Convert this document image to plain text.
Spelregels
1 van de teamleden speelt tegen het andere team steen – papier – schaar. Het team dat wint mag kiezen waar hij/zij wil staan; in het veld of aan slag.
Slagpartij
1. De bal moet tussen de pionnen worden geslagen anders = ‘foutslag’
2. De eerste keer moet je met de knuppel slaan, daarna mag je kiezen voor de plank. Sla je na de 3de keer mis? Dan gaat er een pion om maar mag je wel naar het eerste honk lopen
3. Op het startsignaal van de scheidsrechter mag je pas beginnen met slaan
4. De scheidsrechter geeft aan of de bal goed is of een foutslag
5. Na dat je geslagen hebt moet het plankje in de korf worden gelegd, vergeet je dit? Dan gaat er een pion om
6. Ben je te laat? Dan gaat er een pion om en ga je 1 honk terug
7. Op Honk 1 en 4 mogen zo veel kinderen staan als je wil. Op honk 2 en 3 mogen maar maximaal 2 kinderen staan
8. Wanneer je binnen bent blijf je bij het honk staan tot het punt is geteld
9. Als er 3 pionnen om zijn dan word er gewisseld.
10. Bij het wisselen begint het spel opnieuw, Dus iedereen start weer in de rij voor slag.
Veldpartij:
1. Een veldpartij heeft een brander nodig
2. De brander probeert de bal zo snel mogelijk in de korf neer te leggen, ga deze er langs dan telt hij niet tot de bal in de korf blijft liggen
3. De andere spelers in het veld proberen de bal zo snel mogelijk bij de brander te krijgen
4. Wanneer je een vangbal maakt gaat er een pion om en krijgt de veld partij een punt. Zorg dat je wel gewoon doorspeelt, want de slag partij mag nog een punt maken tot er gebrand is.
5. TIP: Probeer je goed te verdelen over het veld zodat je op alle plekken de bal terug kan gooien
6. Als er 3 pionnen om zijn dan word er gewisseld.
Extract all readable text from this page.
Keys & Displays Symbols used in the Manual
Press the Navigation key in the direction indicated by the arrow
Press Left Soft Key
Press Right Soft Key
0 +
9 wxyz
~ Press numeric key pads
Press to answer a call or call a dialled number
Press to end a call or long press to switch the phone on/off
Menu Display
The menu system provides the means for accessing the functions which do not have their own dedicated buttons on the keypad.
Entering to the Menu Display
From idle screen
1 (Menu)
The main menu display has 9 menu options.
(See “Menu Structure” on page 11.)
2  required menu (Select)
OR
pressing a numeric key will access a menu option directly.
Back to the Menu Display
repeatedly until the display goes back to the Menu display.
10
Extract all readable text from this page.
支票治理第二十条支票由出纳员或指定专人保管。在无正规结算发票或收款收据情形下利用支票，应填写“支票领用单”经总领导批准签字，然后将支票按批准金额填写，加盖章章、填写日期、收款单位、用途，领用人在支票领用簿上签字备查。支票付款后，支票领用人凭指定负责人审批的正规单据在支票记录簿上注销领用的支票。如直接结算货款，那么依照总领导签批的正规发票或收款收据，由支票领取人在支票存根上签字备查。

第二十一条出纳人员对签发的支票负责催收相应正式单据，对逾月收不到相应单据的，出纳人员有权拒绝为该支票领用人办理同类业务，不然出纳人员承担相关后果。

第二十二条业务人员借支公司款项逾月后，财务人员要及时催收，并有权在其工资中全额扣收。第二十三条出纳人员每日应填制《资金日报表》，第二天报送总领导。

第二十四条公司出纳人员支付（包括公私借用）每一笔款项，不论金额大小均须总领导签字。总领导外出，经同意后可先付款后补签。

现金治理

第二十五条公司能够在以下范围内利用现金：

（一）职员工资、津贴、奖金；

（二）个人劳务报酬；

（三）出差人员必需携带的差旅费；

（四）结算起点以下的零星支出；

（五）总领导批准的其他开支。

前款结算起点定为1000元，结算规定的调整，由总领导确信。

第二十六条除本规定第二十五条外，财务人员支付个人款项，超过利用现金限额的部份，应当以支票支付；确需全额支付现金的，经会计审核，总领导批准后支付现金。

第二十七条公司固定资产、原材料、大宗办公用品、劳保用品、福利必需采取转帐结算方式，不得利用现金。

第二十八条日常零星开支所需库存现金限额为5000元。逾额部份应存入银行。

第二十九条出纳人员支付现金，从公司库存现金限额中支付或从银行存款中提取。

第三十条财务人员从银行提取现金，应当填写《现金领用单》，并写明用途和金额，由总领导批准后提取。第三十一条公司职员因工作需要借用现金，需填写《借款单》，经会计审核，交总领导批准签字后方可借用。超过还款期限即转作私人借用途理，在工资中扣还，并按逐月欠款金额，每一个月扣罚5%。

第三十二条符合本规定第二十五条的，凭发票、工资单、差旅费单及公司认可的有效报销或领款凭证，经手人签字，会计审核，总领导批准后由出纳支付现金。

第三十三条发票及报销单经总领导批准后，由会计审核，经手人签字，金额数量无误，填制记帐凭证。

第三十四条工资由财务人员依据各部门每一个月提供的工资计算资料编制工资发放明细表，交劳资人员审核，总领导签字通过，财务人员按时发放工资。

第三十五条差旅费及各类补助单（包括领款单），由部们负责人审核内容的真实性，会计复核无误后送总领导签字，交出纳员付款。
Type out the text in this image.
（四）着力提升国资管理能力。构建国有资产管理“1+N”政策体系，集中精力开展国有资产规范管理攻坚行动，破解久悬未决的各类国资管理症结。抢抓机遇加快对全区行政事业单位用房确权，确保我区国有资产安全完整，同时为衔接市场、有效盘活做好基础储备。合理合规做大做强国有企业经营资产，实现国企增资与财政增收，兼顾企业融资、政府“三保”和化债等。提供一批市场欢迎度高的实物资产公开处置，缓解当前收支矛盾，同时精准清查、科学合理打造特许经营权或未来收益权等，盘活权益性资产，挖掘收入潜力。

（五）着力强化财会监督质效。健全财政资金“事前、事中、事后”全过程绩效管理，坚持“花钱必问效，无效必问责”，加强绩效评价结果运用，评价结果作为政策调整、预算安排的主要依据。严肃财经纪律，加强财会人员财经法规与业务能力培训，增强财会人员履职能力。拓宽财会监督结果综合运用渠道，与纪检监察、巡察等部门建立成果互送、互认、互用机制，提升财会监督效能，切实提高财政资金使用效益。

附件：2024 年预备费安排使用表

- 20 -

* _Brief_
Look over the records above and copy each line that includes the string "pionnen".

* _Answer_
1. De bal moet tussen de pionnen worden geslagen anders = ‘foutslag’
9. Als er 3 pionnen om zijn dan word er gewisseld.
6. Als er 3 pionnen om zijn dan word er gewisseld.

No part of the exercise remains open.